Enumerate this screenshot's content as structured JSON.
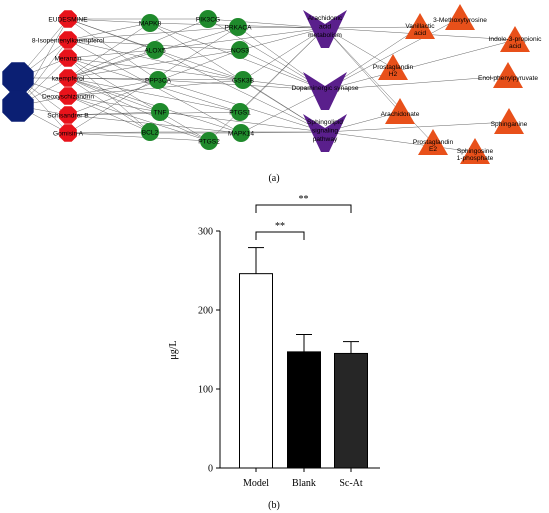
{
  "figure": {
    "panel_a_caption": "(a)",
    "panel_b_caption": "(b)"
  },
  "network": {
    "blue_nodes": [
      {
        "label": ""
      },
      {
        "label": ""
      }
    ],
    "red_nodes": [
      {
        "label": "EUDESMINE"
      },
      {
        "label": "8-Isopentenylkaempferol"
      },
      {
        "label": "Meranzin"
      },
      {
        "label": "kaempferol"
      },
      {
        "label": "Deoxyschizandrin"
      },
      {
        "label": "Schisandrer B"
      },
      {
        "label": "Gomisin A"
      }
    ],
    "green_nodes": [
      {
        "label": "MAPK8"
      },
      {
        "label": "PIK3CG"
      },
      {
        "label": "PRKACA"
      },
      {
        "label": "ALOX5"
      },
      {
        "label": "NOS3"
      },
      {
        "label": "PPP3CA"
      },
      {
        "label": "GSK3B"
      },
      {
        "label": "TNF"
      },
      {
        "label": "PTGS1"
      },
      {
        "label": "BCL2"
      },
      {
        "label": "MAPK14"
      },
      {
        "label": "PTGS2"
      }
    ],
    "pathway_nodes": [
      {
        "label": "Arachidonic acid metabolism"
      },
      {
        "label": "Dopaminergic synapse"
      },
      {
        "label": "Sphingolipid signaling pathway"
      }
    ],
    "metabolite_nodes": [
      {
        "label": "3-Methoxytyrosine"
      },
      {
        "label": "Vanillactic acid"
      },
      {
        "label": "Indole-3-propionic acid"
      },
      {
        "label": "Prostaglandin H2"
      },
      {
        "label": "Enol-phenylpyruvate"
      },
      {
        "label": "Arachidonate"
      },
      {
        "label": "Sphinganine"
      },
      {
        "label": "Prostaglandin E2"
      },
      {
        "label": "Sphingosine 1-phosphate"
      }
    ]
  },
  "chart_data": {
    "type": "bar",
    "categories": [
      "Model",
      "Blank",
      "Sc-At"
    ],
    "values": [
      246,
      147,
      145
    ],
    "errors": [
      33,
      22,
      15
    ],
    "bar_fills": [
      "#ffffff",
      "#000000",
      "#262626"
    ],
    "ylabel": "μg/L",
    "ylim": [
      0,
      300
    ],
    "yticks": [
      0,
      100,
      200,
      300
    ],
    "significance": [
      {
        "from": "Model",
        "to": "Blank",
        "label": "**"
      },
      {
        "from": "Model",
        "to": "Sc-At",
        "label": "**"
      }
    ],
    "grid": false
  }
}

--------------------------------------------------

Required work:
Your task is to reproduce all of the material exactly. The pictures stay out.

Solution to this problem:
Enumerate this screenshot's content as structured JSON.
{
  "figure": {
    "panel_a_caption": "(a)",
    "panel_b_caption": "(b)"
  },
  "network": {
    "blue_nodes": [
      {
        "label": ""
      },
      {
        "label": ""
      }
    ],
    "red_nodes": [
      {
        "label": "EUDESMINE"
      },
      {
        "label": "8-Isopentenylkaempferol"
      },
      {
        "label": "Meranzin"
      },
      {
        "label": "kaempferol"
      },
      {
        "label": "Deoxyschizandrin"
      },
      {
        "label": "Schisandrer B"
      },
      {
        "label": "Gomisin A"
      }
    ],
    "green_nodes": [
      {
        "label": "MAPK8"
      },
      {
        "label": "PIK3CG"
      },
      {
        "label": "PRKACA"
      },
      {
        "label": "ALOX5"
      },
      {
        "label": "NOS3"
      },
      {
        "label": "PPP3CA"
      },
      {
        "label": "GSK3B"
      },
      {
        "label": "TNF"
      },
      {
        "label": "PTGS1"
      },
      {
        "label": "BCL2"
      },
      {
        "label": "MAPK14"
      },
      {
        "label": "PTGS2"
      }
    ],
    "pathway_nodes": [
      {
        "label": "Arachidonic acid metabolism"
      },
      {
        "label": "Dopaminergic synapse"
      },
      {
        "label": "Sphingolipid signaling pathway"
      }
    ],
    "metabolite_nodes": [
      {
        "label": "3-Methoxytyrosine"
      },
      {
        "label": "Vanillactic acid"
      },
      {
        "label": "Indole-3-propionic acid"
      },
      {
        "label": "Prostaglandin H2"
      },
      {
        "label": "Enol-phenylpyruvate"
      },
      {
        "label": "Arachidonate"
      },
      {
        "label": "Sphinganine"
      },
      {
        "label": "Prostaglandin E2"
      },
      {
        "label": "Sphingosine 1-phosphate"
      }
    ]
  },
  "chart_data": {
    "type": "bar",
    "categories": [
      "Model",
      "Blank",
      "Sc-At"
    ],
    "values": [
      246,
      147,
      145
    ],
    "errors": [
      33,
      22,
      15
    ],
    "bar_fills": [
      "#ffffff",
      "#000000",
      "#262626"
    ],
    "ylabel": "μg/L",
    "ylim": [
      0,
      300
    ],
    "yticks": [
      0,
      100,
      200,
      300
    ],
    "significance": [
      {
        "from": "Model",
        "to": "Blank",
        "label": "**"
      },
      {
        "from": "Model",
        "to": "Sc-At",
        "label": "**"
      }
    ],
    "grid": false
  }
}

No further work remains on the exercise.